__TASK DESCRIPTION__.
Repeat the material verbatim. Images are excluded from the copy.

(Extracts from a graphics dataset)

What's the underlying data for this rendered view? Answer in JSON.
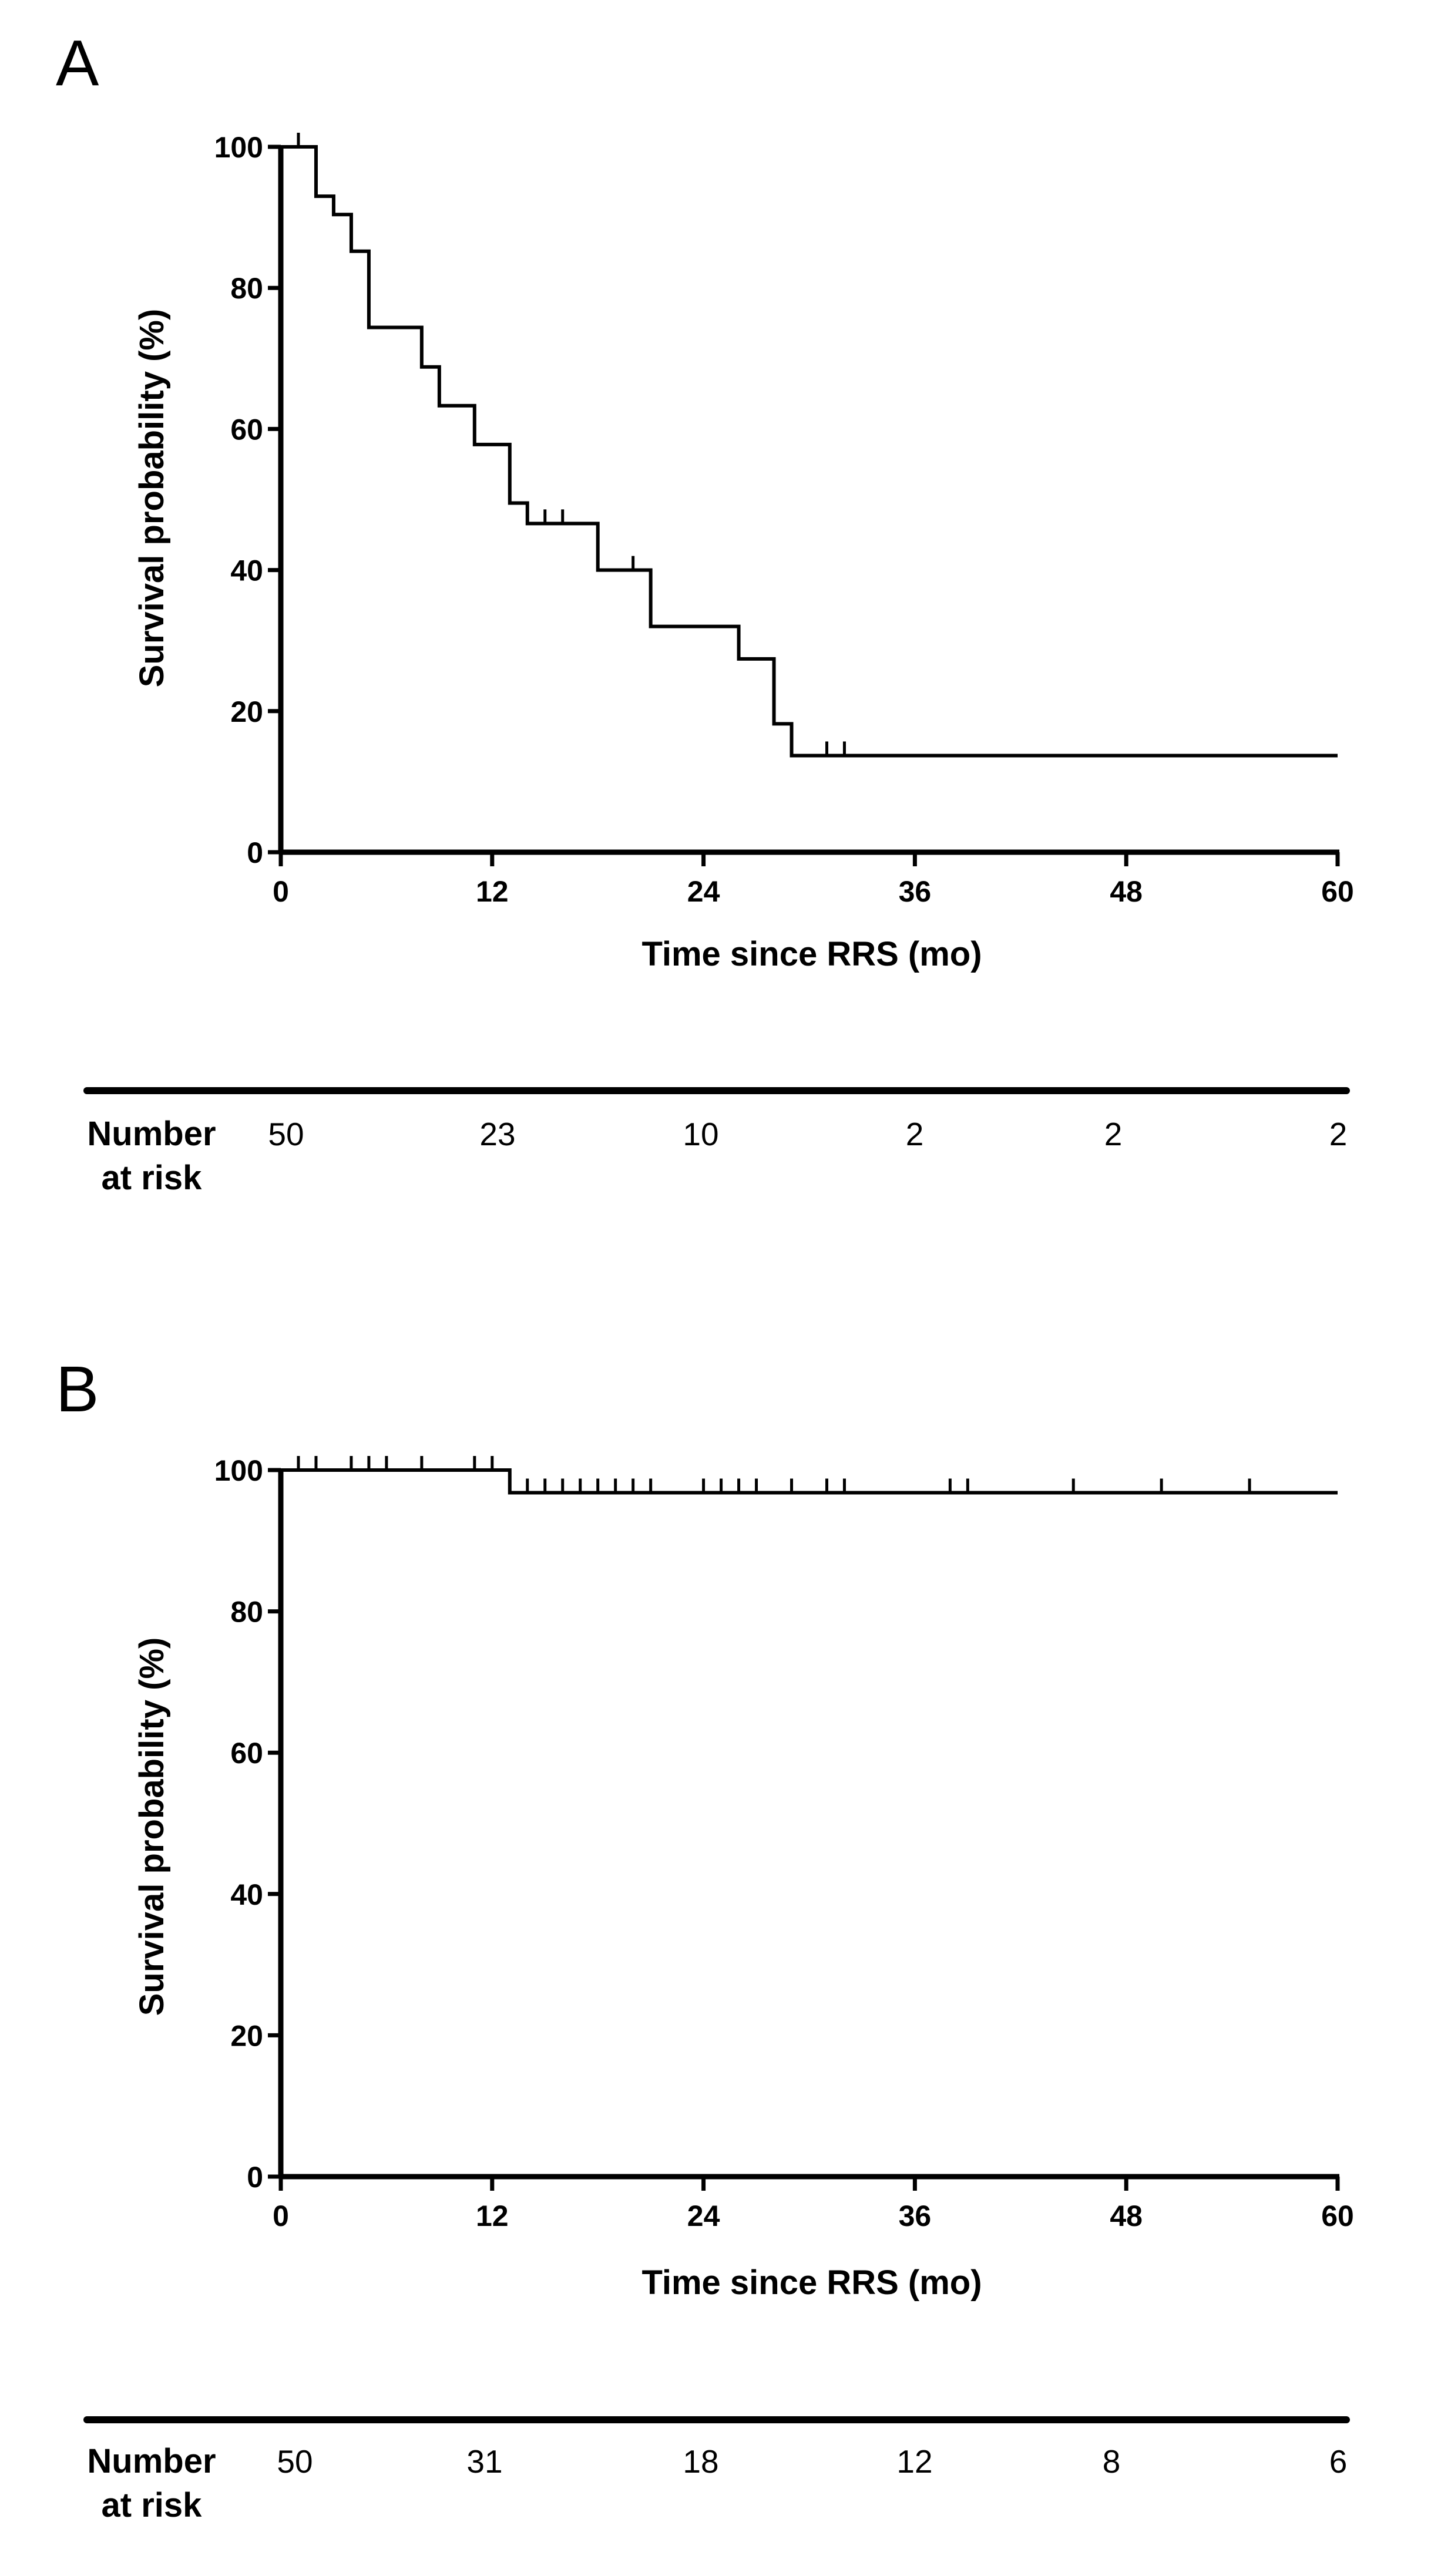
{
  "chart_data": [
    {
      "type": "line",
      "subtype": "kaplan-meier",
      "panel": "A",
      "xlabel": "Time since RRS (mo)",
      "ylabel": "Survival probability (%)",
      "xlim": [
        0,
        60
      ],
      "ylim": [
        0,
        100
      ],
      "xticks": [
        0,
        12,
        24,
        36,
        48,
        60
      ],
      "yticks": [
        0,
        20,
        40,
        60,
        80,
        100
      ],
      "steps": [
        [
          0,
          100
        ],
        [
          2,
          93
        ],
        [
          3,
          90.4
        ],
        [
          4,
          85.2
        ],
        [
          5,
          74.4
        ],
        [
          8,
          68.8
        ],
        [
          9,
          63.3
        ],
        [
          11,
          57.8
        ],
        [
          13,
          49.5
        ],
        [
          14,
          46.6
        ],
        [
          18,
          40
        ],
        [
          21,
          32
        ],
        [
          26,
          27.4
        ],
        [
          28,
          18.2
        ],
        [
          29,
          13.7
        ],
        [
          60,
          13.7
        ]
      ],
      "censored": [
        [
          1,
          100
        ],
        [
          15,
          46.6
        ],
        [
          16,
          46.6
        ],
        [
          20,
          40
        ],
        [
          31,
          13.7
        ],
        [
          32,
          13.7
        ]
      ],
      "risk_table": {
        "title_line1": "Number",
        "title_line2": "at risk",
        "times": [
          0,
          12,
          24,
          36,
          48,
          60
        ],
        "values": [
          "50",
          "23",
          "10",
          "2",
          "2",
          "2"
        ]
      }
    },
    {
      "type": "line",
      "subtype": "kaplan-meier",
      "panel": "B",
      "xlabel": "Time since RRS (mo)",
      "ylabel": "Survival probability (%)",
      "xlim": [
        0,
        60
      ],
      "ylim": [
        0,
        100
      ],
      "xticks": [
        0,
        12,
        24,
        36,
        48,
        60
      ],
      "yticks": [
        0,
        20,
        40,
        60,
        80,
        100
      ],
      "steps": [
        [
          0,
          100
        ],
        [
          13,
          96.8
        ],
        [
          60,
          96.8
        ]
      ],
      "censored": [
        [
          1,
          100
        ],
        [
          2,
          100
        ],
        [
          4,
          100
        ],
        [
          5,
          100
        ],
        [
          6,
          100
        ],
        [
          8,
          100
        ],
        [
          11,
          100
        ],
        [
          12,
          100
        ],
        [
          14,
          96.8
        ],
        [
          15,
          96.8
        ],
        [
          16,
          96.8
        ],
        [
          17,
          96.8
        ],
        [
          18,
          96.8
        ],
        [
          19,
          96.8
        ],
        [
          20,
          96.8
        ],
        [
          21,
          96.8
        ],
        [
          24,
          96.8
        ],
        [
          25,
          96.8
        ],
        [
          26,
          96.8
        ],
        [
          27,
          96.8
        ],
        [
          29,
          96.8
        ],
        [
          31,
          96.8
        ],
        [
          32,
          96.8
        ],
        [
          38,
          96.8
        ],
        [
          39,
          96.8
        ],
        [
          45,
          96.8
        ],
        [
          50,
          96.8
        ],
        [
          55,
          96.8
        ]
      ],
      "risk_table": {
        "title_line1": "Number",
        "title_line2": "at risk",
        "times": [
          0,
          12,
          24,
          36,
          48,
          60
        ],
        "values": [
          "50",
          "31",
          "18",
          "12",
          "8",
          "6"
        ]
      }
    }
  ]
}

__OUTPUT FOR THIS TASK__.
What's the underlying data for this rendered view? Answer in JSON.
{
  "chart_data": [
    {
      "type": "line",
      "subtype": "kaplan-meier",
      "panel": "A",
      "xlabel": "Time since RRS (mo)",
      "ylabel": "Survival probability (%)",
      "xlim": [
        0,
        60
      ],
      "ylim": [
        0,
        100
      ],
      "xticks": [
        0,
        12,
        24,
        36,
        48,
        60
      ],
      "yticks": [
        0,
        20,
        40,
        60,
        80,
        100
      ],
      "steps": [
        [
          0,
          100
        ],
        [
          2,
          93
        ],
        [
          3,
          90.4
        ],
        [
          4,
          85.2
        ],
        [
          5,
          74.4
        ],
        [
          8,
          68.8
        ],
        [
          9,
          63.3
        ],
        [
          11,
          57.8
        ],
        [
          13,
          49.5
        ],
        [
          14,
          46.6
        ],
        [
          18,
          40
        ],
        [
          21,
          32
        ],
        [
          26,
          27.4
        ],
        [
          28,
          18.2
        ],
        [
          29,
          13.7
        ],
        [
          60,
          13.7
        ]
      ],
      "censored": [
        [
          1,
          100
        ],
        [
          15,
          46.6
        ],
        [
          16,
          46.6
        ],
        [
          20,
          40
        ],
        [
          31,
          13.7
        ],
        [
          32,
          13.7
        ]
      ],
      "risk_table": {
        "title_line1": "Number",
        "title_line2": "at risk",
        "times": [
          0,
          12,
          24,
          36,
          48,
          60
        ],
        "values": [
          "50",
          "23",
          "10",
          "2",
          "2",
          "2"
        ]
      }
    },
    {
      "type": "line",
      "subtype": "kaplan-meier",
      "panel": "B",
      "xlabel": "Time since RRS (mo)",
      "ylabel": "Survival probability (%)",
      "xlim": [
        0,
        60
      ],
      "ylim": [
        0,
        100
      ],
      "xticks": [
        0,
        12,
        24,
        36,
        48,
        60
      ],
      "yticks": [
        0,
        20,
        40,
        60,
        80,
        100
      ],
      "steps": [
        [
          0,
          100
        ],
        [
          13,
          96.8
        ],
        [
          60,
          96.8
        ]
      ],
      "censored": [
        [
          1,
          100
        ],
        [
          2,
          100
        ],
        [
          4,
          100
        ],
        [
          5,
          100
        ],
        [
          6,
          100
        ],
        [
          8,
          100
        ],
        [
          11,
          100
        ],
        [
          12,
          100
        ],
        [
          14,
          96.8
        ],
        [
          15,
          96.8
        ],
        [
          16,
          96.8
        ],
        [
          17,
          96.8
        ],
        [
          18,
          96.8
        ],
        [
          19,
          96.8
        ],
        [
          20,
          96.8
        ],
        [
          21,
          96.8
        ],
        [
          24,
          96.8
        ],
        [
          25,
          96.8
        ],
        [
          26,
          96.8
        ],
        [
          27,
          96.8
        ],
        [
          29,
          96.8
        ],
        [
          31,
          96.8
        ],
        [
          32,
          96.8
        ],
        [
          38,
          96.8
        ],
        [
          39,
          96.8
        ],
        [
          45,
          96.8
        ],
        [
          50,
          96.8
        ],
        [
          55,
          96.8
        ]
      ],
      "risk_table": {
        "title_line1": "Number",
        "title_line2": "at risk",
        "times": [
          0,
          12,
          24,
          36,
          48,
          60
        ],
        "values": [
          "50",
          "31",
          "18",
          "12",
          "8",
          "6"
        ]
      }
    }
  ]
}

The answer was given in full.